(Stored records)

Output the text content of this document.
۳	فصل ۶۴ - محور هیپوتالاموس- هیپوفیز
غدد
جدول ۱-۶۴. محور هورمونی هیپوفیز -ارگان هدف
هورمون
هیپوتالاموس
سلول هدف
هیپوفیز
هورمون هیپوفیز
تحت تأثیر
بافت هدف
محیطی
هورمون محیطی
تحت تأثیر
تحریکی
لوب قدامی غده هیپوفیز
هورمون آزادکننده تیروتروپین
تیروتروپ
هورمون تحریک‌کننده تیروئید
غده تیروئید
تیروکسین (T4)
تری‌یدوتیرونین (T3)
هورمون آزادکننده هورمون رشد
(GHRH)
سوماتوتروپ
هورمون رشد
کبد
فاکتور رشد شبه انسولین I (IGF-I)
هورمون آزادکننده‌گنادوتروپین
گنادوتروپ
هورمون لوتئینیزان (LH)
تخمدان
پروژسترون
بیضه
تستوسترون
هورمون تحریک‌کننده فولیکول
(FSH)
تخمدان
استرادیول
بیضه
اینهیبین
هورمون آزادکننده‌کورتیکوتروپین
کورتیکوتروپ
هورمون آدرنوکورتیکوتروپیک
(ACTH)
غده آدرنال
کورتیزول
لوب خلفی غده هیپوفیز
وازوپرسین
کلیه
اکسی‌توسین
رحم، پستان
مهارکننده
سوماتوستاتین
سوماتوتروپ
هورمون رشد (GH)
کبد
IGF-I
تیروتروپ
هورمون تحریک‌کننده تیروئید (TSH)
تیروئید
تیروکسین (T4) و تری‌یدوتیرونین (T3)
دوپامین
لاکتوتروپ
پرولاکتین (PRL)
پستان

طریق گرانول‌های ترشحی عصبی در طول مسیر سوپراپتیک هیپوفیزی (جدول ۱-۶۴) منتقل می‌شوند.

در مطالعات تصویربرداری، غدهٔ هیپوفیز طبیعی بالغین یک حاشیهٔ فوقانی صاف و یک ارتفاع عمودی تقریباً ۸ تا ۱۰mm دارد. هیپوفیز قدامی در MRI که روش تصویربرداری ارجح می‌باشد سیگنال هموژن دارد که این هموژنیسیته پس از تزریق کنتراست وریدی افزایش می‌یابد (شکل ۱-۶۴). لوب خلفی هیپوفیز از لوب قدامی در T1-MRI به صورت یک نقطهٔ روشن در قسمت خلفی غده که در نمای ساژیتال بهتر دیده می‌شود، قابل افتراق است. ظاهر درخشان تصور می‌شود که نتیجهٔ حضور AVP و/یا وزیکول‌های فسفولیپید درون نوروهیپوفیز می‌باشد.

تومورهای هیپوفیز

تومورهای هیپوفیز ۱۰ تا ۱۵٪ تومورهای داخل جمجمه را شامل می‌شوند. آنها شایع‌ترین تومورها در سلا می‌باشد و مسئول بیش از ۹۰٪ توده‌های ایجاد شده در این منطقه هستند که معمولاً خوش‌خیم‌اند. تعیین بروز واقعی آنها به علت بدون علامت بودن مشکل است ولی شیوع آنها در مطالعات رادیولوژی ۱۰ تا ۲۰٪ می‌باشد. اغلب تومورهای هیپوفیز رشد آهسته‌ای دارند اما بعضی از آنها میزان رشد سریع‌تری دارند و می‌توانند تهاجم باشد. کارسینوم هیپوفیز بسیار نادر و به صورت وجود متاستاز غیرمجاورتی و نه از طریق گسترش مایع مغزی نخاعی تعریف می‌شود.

EXERCISE → Write out all the data again, exactly as it appears.

EXERCISE OUTPUT →
Output the text content of this document.
۳	فصل ۶۴ - محور هیپوتالاموس- هیپوفیز
غدد
جدول ۱-۶۴. محور هورمونی هیپوفیز -ارگان هدف
هورمون
هیپوتالاموس
سلول هدف
هیپوفیز
هورمون هیپوفیز
تحت تأثیر
بافت هدف
محیطی
هورمون محیطی
تحت تأثیر
تحریکی
لوب قدامی غده هیپوفیز
هورمون آزادکننده تیروتروپین
تیروتروپ
هورمون تحریک‌کننده تیروئید
غده تیروئید
تیروکسین (T4)
تری‌یدوتیرونین (T3)
هورمون آزادکننده هورمون رشد
(GHRH)
سوماتوتروپ
هورمون رشد
کبد
فاکتور رشد شبه انسولین I (IGF-I)
هورمون آزادکننده‌گنادوتروپین
گنادوتروپ
هورمون لوتئینیزان (LH)
تخمدان
پروژسترون
بیضه
تستوسترون
هورمون تحریک‌کننده فولیکول
(FSH)
تخمدان
استرادیول
بیضه
اینهیبین
هورمون آزادکننده‌کورتیکوتروپین
کورتیکوتروپ
هورمون آدرنوکورتیکوتروپیک
(ACTH)
غده آدرنال
کورتیزول
لوب خلفی غده هیپوفیز
وازوپرسین
کلیه
اکسی‌توسین
رحم، پستان
مهارکننده
سوماتوستاتین
سوماتوتروپ
هورمون رشد (GH)
کبد
IGF-I
تیروتروپ
هورمون تحریک‌کننده تیروئید (TSH)
تیروئید
تیروکسین (T4) و تری‌یدوتیرونین (T3)
دوپامین
لاکتوتروپ
پرولاکتین (PRL)
پستان

طریق گرانول‌های ترشحی عصبی در طول مسیر سوپراپتیک هیپوفیزی (جدول ۱-۶۴) منتقل می‌شوند.

در مطالعات تصویربرداری، غدهٔ هیپوفیز طبیعی بالغین یک حاشیهٔ فوقانی صاف و یک ارتفاع عمودی تقریباً ۸ تا ۱۰mm دارد. هیپوفیز قدامی در MRI که روش تصویربرداری ارجح می‌باشد سیگنال هموژن دارد که این هموژنیسیته پس از تزریق کنتراست وریدی افزایش می‌یابد (شکل ۱-۶۴). لوب خلفی هیپوفیز از لوب قدامی در T1-MRI به صورت یک نقطهٔ روشن در قسمت خلفی غده که در نمای ساژیتال بهتر دیده می‌شود، قابل افتراق است. ظاهر درخشان تصور می‌شود که نتیجهٔ حضور AVP و/یا وزیکول‌های فسفولیپید درون نوروهیپوفیز می‌باشد.

تومورهای هیپوفیز

تومورهای هیپوفیز ۱۰ تا ۱۵٪ تومورهای داخل جمجمه را شامل می‌شوند. آنها شایع‌ترین تومورها در سلا می‌باشد و مسئول بیش از ۹۰٪ توده‌های ایجاد شده در این منطقه هستند که معمولاً خوش‌خیم‌اند. تعیین بروز واقعی آنها به علت بدون علامت بودن مشکل است ولی شیوع آنها در مطالعات رادیولوژی ۱۰ تا ۲۰٪ می‌باشد. اغلب تومورهای هیپوفیز رشد آهسته‌ای دارند اما بعضی از آنها میزان رشد سریع‌تری دارند و می‌توانند تهاجم باشد. کارسینوم هیپوفیز بسیار نادر و به صورت وجود متاستاز غیرمجاورتی و نه از طریق گسترش مایع مغزی نخاعی تعریف می‌شود.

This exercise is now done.